=== Challenge ===
Type out every line below exactly as it reads.

━━━━━━━━━━━━━━━━━━━━

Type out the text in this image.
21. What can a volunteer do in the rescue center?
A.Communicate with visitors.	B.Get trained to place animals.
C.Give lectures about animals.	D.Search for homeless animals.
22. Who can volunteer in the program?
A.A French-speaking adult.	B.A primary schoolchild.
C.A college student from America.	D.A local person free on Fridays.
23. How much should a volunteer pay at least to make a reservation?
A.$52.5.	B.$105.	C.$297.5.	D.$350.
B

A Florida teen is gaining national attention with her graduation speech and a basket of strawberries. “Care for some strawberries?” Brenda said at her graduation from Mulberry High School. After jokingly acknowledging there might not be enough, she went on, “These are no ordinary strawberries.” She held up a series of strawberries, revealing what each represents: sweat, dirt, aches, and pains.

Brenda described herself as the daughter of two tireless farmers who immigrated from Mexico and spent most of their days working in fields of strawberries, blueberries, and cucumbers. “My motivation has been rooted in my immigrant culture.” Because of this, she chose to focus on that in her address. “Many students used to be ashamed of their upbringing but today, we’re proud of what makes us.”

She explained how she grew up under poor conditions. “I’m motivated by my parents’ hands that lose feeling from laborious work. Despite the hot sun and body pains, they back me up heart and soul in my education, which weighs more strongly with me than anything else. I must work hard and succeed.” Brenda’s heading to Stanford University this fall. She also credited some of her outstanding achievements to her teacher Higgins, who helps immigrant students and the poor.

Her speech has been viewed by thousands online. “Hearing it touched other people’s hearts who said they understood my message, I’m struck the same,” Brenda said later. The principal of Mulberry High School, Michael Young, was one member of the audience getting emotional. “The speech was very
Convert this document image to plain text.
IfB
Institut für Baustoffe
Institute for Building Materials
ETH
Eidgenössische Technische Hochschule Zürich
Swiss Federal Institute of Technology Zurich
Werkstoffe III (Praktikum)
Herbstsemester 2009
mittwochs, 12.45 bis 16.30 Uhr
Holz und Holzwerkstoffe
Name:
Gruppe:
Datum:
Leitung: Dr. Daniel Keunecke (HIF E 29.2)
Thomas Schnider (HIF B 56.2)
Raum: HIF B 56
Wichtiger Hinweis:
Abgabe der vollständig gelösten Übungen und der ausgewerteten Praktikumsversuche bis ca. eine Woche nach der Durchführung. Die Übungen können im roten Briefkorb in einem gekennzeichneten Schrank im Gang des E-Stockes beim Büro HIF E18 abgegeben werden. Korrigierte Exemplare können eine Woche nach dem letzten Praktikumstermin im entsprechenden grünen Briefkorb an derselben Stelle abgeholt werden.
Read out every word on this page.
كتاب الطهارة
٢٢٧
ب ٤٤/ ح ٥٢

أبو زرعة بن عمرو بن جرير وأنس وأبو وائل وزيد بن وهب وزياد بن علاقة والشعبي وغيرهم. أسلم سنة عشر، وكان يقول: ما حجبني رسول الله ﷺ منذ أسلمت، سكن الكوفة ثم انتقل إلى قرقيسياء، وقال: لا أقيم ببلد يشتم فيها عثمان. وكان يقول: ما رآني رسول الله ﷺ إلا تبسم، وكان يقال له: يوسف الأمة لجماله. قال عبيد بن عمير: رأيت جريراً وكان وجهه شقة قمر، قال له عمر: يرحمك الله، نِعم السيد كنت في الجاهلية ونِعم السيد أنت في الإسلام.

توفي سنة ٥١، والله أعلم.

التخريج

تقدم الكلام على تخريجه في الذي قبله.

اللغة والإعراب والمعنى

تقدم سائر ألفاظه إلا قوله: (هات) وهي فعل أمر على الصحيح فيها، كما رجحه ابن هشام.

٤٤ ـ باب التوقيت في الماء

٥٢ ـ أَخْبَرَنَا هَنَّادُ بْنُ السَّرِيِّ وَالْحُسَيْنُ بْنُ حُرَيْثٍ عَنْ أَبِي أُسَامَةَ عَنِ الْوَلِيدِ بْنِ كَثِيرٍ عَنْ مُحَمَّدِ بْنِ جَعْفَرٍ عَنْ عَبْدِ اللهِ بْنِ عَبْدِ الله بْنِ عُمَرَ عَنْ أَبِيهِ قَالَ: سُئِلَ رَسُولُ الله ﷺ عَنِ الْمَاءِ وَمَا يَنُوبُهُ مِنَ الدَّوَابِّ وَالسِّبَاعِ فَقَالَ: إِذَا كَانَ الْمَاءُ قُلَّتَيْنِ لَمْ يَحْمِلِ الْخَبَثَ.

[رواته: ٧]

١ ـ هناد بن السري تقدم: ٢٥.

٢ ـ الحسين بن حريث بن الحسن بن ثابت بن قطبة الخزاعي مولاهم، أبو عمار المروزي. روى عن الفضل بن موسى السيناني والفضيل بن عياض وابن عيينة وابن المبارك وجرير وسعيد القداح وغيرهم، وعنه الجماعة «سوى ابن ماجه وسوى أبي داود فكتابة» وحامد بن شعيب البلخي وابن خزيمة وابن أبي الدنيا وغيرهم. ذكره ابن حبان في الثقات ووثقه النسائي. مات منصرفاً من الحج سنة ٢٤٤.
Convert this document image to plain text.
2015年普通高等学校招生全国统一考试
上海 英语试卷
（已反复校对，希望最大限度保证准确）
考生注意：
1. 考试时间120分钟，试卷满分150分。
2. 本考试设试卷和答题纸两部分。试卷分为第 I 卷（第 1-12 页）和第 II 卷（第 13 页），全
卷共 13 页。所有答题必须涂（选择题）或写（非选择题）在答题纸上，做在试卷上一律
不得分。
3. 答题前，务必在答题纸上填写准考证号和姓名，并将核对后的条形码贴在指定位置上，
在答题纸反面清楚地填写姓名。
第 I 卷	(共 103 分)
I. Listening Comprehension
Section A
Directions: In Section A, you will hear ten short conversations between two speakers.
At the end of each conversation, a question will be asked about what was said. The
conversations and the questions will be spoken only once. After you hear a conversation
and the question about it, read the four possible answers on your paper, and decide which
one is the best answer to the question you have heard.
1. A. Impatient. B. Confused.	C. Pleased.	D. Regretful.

━━━━━━━━━━━━━━━━━━━━

=== Solution to this exercise ===
Type out the text in this image.
21. What can a volunteer do in the rescue center?
A.Communicate with visitors.	B.Get trained to place animals.
C.Give lectures about animals.	D.Search for homeless animals.
22. Who can volunteer in the program?
A.A French-speaking adult.	B.A primary schoolchild.
C.A college student from America.	D.A local person free on Fridays.
23. How much should a volunteer pay at least to make a reservation?
A.$52.5.	B.$105.	C.$297.5.	D.$350.
B

A Florida teen is gaining national attention with her graduation speech and a basket of strawberries. “Care for some strawberries?” Brenda said at her graduation from Mulberry High School. After jokingly acknowledging there might not be enough, she went on, “These are no ordinary strawberries.” She held up a series of strawberries, revealing what each represents: sweat, dirt, aches, and pains.

Brenda described herself as the daughter of two tireless farmers who immigrated from Mexico and spent most of their days working in fields of strawberries, blueberries, and cucumbers. “My motivation has been rooted in my immigrant culture.” Because of this, she chose to focus on that in her address. “Many students used to be ashamed of their upbringing but today, we’re proud of what makes us.”

She explained how she grew up under poor conditions. “I’m motivated by my parents’ hands that lose feeling from laborious work. Despite the hot sun and body pains, they back me up heart and soul in my education, which weighs more strongly with me than anything else. I must work hard and succeed.” Brenda’s heading to Stanford University this fall. She also credited some of her outstanding achievements to her teacher Higgins, who helps immigrant students and the poor.

Her speech has been viewed by thousands online. “Hearing it touched other people’s hearts who said they understood my message, I’m struck the same,” Brenda said later. The principal of Mulberry High School, Michael Young, was one member of the audience getting emotional. “The speech was very
Convert this document image to plain text.
IfB
Institut für Baustoffe
Institute for Building Materials
ETH
Eidgenössische Technische Hochschule Zürich
Swiss Federal Institute of Technology Zurich
Werkstoffe III (Praktikum)
Herbstsemester 2009
mittwochs, 12.45 bis 16.30 Uhr
Holz und Holzwerkstoffe
Name:
Gruppe:
Datum:
Leitung: Dr. Daniel Keunecke (HIF E 29.2)
Thomas Schnider (HIF B 56.2)
Raum: HIF B 56
Wichtiger Hinweis:
Abgabe der vollständig gelösten Übungen und der ausgewerteten Praktikumsversuche bis ca. eine Woche nach der Durchführung. Die Übungen können im roten Briefkorb in einem gekennzeichneten Schrank im Gang des E-Stockes beim Büro HIF E18 abgegeben werden. Korrigierte Exemplare können eine Woche nach dem letzten Praktikumstermin im entsprechenden grünen Briefkorb an derselben Stelle abgeholt werden.
Read out every word on this page.
كتاب الطهارة
٢٢٧
ب ٤٤/ ح ٥٢

أبو زرعة بن عمرو بن جرير وأنس وأبو وائل وزيد بن وهب وزياد بن علاقة والشعبي وغيرهم. أسلم سنة عشر، وكان يقول: ما حجبني رسول الله ﷺ منذ أسلمت، سكن الكوفة ثم انتقل إلى قرقيسياء، وقال: لا أقيم ببلد يشتم فيها عثمان. وكان يقول: ما رآني رسول الله ﷺ إلا تبسم، وكان يقال له: يوسف الأمة لجماله. قال عبيد بن عمير: رأيت جريراً وكان وجهه شقة قمر، قال له عمر: يرحمك الله، نِعم السيد كنت في الجاهلية ونِعم السيد أنت في الإسلام.

توفي سنة ٥١، والله أعلم.

التخريج

تقدم الكلام على تخريجه في الذي قبله.

اللغة والإعراب والمعنى

تقدم سائر ألفاظه إلا قوله: (هات) وهي فعل أمر على الصحيح فيها، كما رجحه ابن هشام.

٤٤ ـ باب التوقيت في الماء

٥٢ ـ أَخْبَرَنَا هَنَّادُ بْنُ السَّرِيِّ وَالْحُسَيْنُ بْنُ حُرَيْثٍ عَنْ أَبِي أُسَامَةَ عَنِ الْوَلِيدِ بْنِ كَثِيرٍ عَنْ مُحَمَّدِ بْنِ جَعْفَرٍ عَنْ عَبْدِ اللهِ بْنِ عَبْدِ الله بْنِ عُمَرَ عَنْ أَبِيهِ قَالَ: سُئِلَ رَسُولُ الله ﷺ عَنِ الْمَاءِ وَمَا يَنُوبُهُ مِنَ الدَّوَابِّ وَالسِّبَاعِ فَقَالَ: إِذَا كَانَ الْمَاءُ قُلَّتَيْنِ لَمْ يَحْمِلِ الْخَبَثَ.

[رواته: ٧]

١ ـ هناد بن السري تقدم: ٢٥.

٢ ـ الحسين بن حريث بن الحسن بن ثابت بن قطبة الخزاعي مولاهم، أبو عمار المروزي. روى عن الفضل بن موسى السيناني والفضيل بن عياض وابن عيينة وابن المبارك وجرير وسعيد القداح وغيرهم، وعنه الجماعة «سوى ابن ماجه وسوى أبي داود فكتابة» وحامد بن شعيب البلخي وابن خزيمة وابن أبي الدنيا وغيرهم. ذكره ابن حبان في الثقات ووثقه النسائي. مات منصرفاً من الحج سنة ٢٤٤.
Convert this document image to plain text.
2015年普通高等学校招生全国统一考试
上海 英语试卷
（已反复校对，希望最大限度保证准确）
考生注意：
1. 考试时间120分钟，试卷满分150分。
2. 本考试设试卷和答题纸两部分。试卷分为第 I 卷（第 1-12 页）和第 II 卷（第 13 页），全
卷共 13 页。所有答题必须涂（选择题）或写（非选择题）在答题纸上，做在试卷上一律
不得分。
3. 答题前，务必在答题纸上填写准考证号和姓名，并将核对后的条形码贴在指定位置上，
在答题纸反面清楚地填写姓名。
第 I 卷	(共 103 分)
I. Listening Comprehension
Section A
Directions: In Section A, you will hear ten short conversations between two speakers.
At the end of each conversation, a question will be asked about what was said. The
conversations and the questions will be spoken only once. After you hear a conversation
and the question about it, read the four possible answers on your paper, and decide which
one is the best answer to the question you have heard.
1. A. Impatient. B. Confused.	C. Pleased.	D. Regretful.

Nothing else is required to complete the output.